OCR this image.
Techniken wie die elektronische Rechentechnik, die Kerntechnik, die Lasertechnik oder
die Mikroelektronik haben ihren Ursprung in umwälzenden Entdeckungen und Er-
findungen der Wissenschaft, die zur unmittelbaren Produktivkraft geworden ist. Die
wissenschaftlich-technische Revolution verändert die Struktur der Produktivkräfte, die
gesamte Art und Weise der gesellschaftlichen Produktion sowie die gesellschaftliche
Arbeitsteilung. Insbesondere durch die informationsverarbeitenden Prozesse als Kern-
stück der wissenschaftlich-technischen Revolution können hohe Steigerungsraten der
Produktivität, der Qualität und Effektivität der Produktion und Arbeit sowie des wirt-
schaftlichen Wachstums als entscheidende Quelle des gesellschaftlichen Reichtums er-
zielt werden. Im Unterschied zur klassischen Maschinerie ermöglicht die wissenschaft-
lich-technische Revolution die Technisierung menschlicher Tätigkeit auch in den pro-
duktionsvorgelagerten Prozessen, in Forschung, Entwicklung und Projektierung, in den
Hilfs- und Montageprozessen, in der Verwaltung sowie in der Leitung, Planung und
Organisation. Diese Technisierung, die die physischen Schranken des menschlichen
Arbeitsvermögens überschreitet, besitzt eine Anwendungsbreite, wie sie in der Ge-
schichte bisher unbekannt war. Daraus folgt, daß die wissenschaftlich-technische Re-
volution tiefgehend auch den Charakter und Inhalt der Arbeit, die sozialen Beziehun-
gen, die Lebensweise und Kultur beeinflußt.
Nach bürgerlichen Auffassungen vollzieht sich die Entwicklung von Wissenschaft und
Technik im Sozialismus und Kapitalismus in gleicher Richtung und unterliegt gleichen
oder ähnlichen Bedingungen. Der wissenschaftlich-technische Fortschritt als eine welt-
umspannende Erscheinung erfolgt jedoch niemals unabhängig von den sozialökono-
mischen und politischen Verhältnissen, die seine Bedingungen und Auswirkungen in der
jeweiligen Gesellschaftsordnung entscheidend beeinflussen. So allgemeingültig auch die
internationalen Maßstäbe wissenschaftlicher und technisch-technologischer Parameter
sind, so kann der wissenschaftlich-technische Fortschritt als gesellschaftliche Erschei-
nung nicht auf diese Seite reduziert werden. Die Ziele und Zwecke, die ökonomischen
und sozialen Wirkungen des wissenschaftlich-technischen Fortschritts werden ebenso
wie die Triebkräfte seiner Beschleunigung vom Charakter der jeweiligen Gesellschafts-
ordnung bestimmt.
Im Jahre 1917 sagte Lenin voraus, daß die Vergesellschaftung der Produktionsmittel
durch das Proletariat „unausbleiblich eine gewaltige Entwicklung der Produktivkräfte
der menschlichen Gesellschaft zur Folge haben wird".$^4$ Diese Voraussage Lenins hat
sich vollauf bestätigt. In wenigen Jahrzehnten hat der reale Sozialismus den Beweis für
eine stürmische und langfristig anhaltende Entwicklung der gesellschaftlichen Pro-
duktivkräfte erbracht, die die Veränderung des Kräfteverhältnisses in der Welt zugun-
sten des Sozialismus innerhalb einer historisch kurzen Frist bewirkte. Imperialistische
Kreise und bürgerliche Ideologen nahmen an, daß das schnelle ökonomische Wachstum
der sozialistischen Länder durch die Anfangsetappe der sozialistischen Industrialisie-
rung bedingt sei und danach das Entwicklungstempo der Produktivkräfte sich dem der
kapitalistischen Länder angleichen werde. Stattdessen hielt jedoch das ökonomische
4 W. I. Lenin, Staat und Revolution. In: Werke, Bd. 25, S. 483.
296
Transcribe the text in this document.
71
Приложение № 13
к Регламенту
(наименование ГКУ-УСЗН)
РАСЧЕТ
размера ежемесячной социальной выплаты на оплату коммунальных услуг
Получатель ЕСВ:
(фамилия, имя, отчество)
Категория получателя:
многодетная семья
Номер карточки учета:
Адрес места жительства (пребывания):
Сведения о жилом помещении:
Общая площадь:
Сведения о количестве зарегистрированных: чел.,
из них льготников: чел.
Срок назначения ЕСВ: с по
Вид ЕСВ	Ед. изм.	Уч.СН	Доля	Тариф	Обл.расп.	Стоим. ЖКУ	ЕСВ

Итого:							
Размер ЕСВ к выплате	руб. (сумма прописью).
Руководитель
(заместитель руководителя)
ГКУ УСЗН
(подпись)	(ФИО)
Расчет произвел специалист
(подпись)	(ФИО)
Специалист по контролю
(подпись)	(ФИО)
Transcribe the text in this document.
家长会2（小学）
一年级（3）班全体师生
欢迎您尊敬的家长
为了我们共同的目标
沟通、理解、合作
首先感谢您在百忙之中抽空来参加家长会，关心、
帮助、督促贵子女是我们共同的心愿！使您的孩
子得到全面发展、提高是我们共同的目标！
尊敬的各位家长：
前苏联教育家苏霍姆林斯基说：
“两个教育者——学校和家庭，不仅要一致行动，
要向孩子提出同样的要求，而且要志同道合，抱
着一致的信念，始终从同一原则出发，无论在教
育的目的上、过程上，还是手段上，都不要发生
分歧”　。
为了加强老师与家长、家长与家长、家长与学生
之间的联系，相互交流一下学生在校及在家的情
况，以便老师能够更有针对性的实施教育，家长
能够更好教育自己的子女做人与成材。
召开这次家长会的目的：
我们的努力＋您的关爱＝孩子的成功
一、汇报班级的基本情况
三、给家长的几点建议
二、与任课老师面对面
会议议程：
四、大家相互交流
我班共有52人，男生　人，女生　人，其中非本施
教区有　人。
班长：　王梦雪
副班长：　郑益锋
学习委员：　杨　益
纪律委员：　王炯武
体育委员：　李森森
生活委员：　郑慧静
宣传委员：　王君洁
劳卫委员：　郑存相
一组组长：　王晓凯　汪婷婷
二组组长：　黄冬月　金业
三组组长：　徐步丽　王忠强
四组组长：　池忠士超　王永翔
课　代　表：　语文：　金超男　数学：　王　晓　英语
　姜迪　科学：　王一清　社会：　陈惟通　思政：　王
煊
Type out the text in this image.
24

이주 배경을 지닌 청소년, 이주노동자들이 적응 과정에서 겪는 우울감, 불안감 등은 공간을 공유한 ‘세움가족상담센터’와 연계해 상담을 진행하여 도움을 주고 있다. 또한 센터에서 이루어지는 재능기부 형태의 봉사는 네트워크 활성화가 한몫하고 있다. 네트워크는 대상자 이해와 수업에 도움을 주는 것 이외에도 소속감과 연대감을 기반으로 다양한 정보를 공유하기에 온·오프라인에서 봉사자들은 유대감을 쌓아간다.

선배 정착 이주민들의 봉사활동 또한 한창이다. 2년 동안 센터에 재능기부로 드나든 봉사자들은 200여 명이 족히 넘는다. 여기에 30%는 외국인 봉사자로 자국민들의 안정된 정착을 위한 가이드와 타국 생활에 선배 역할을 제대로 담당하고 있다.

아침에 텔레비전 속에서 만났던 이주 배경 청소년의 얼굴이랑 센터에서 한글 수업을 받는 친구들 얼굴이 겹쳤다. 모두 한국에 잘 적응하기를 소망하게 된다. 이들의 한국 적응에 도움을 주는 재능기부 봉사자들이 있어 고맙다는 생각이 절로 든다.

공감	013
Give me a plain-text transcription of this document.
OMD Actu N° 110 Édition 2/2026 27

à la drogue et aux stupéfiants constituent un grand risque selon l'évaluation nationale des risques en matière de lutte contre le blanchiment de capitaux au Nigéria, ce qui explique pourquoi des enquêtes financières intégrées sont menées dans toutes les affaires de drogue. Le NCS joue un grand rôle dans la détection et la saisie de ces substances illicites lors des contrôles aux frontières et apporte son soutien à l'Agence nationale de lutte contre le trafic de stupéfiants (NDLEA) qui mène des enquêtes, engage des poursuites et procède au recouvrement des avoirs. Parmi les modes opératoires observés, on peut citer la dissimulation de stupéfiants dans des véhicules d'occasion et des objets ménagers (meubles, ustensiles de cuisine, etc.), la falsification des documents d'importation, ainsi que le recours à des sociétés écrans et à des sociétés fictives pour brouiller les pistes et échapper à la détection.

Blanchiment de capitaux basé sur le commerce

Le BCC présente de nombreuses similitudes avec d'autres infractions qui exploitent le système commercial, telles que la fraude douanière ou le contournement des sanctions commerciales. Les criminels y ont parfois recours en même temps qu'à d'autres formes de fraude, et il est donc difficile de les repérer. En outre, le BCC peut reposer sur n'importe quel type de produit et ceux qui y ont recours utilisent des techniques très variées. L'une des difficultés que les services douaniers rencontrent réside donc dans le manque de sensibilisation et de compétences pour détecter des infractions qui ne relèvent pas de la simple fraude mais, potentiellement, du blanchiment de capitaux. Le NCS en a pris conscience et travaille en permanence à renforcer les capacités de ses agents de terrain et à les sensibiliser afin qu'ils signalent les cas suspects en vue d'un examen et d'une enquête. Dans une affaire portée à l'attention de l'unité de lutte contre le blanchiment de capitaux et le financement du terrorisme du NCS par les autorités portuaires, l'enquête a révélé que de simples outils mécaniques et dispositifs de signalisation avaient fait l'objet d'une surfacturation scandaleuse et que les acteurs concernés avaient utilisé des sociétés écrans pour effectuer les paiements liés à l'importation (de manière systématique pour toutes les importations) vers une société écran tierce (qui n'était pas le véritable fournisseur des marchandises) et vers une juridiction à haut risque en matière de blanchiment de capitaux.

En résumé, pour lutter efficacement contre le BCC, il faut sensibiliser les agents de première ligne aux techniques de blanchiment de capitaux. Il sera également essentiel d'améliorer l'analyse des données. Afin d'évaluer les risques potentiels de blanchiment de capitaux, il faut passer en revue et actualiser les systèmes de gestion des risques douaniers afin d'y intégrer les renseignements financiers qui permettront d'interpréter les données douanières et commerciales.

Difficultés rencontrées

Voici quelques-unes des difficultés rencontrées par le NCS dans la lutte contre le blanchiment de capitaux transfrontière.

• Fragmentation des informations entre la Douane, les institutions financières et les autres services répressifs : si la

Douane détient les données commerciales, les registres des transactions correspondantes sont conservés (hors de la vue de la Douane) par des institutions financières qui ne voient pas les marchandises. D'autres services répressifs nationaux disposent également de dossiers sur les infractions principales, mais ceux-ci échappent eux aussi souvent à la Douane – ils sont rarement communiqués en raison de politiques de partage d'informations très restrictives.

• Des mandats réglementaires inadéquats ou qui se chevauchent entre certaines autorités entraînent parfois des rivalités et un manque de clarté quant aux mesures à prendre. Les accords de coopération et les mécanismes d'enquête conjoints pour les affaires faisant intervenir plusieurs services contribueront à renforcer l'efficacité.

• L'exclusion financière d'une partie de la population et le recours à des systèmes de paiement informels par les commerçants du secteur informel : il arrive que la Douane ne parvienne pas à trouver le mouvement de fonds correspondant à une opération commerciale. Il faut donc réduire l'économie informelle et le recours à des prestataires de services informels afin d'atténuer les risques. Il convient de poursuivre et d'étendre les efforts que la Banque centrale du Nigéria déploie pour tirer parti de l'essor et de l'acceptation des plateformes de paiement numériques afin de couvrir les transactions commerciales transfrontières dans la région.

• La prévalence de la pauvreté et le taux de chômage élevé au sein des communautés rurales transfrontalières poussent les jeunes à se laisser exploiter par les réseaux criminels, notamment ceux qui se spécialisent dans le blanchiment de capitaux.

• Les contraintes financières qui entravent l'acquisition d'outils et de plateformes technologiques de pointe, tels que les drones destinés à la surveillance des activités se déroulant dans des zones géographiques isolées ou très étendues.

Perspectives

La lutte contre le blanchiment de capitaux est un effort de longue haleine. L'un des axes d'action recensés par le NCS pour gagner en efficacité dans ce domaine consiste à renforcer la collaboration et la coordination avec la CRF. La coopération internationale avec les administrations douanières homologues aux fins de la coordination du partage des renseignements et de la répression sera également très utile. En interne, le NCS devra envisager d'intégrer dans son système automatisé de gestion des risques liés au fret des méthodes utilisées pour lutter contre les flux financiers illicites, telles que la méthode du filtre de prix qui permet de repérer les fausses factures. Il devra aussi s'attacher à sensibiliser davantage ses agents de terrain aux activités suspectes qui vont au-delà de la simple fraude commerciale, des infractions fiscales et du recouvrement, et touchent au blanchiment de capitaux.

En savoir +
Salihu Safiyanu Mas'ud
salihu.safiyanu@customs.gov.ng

.....

Short exercise:
From the listing above, copy all lines holding the word "sozialen".

Result below:
volution tiefgehend auch den Charakter und Inhalt der Arbeit, die sozialen Beziehun-
und sozialen Wirkungen des wissenschaftlich-technischen Fortschritts werden ebenso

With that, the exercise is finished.